--- BEGIN Data provided ---

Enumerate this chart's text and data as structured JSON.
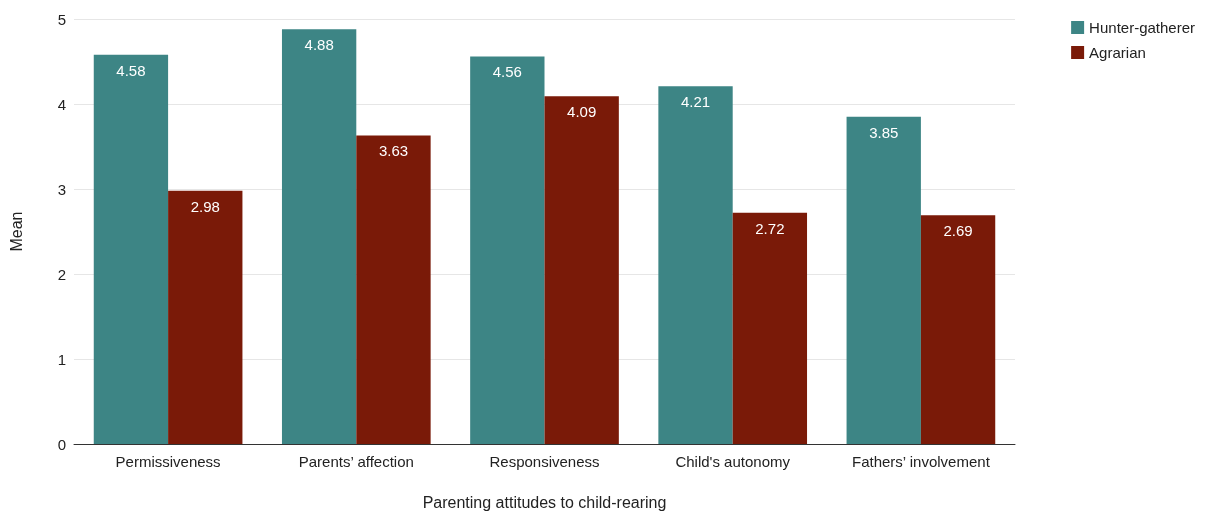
{
  "chart_data": {
    "type": "bar",
    "xlabel": "Parenting attitudes to child-rearing",
    "ylabel": "Mean",
    "categories": [
      "Permissiveness",
      "Parents’ affection",
      "Responsiveness",
      "Child's autonomy",
      "Fathers’ involvement"
    ],
    "series": [
      {
        "name": "Hunter-gatherer",
        "color": "#3d8585",
        "values": [
          4.58,
          4.88,
          4.56,
          4.21,
          3.85
        ]
      },
      {
        "name": "Agrarian",
        "color": "#7a1a08",
        "values": [
          2.98,
          3.63,
          4.09,
          2.72,
          2.69
        ]
      }
    ],
    "ylim": [
      0,
      5
    ],
    "yticks": [
      0,
      1,
      2,
      3,
      4,
      5
    ],
    "grid": "y",
    "legend": "top right",
    "data_labels": true
  }
}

--- END Data provided ---

**Aim of the task:**
Repeat the material above in full and unchanged, minus its images.

**Response to this exercise:**
Enumerate this chart's text and data as structured JSON.
{
  "chart_data": {
    "type": "bar",
    "xlabel": "Parenting attitudes to child-rearing",
    "ylabel": "Mean",
    "categories": [
      "Permissiveness",
      "Parents’ affection",
      "Responsiveness",
      "Child's autonomy",
      "Fathers’ involvement"
    ],
    "series": [
      {
        "name": "Hunter-gatherer",
        "color": "#3d8585",
        "values": [
          4.58,
          4.88,
          4.56,
          4.21,
          3.85
        ]
      },
      {
        "name": "Agrarian",
        "color": "#7a1a08",
        "values": [
          2.98,
          3.63,
          4.09,
          2.72,
          2.69
        ]
      }
    ],
    "ylim": [
      0,
      5
    ],
    "yticks": [
      0,
      1,
      2,
      3,
      4,
      5
    ],
    "grid": "y",
    "legend": "top right",
    "data_labels": true
  }
}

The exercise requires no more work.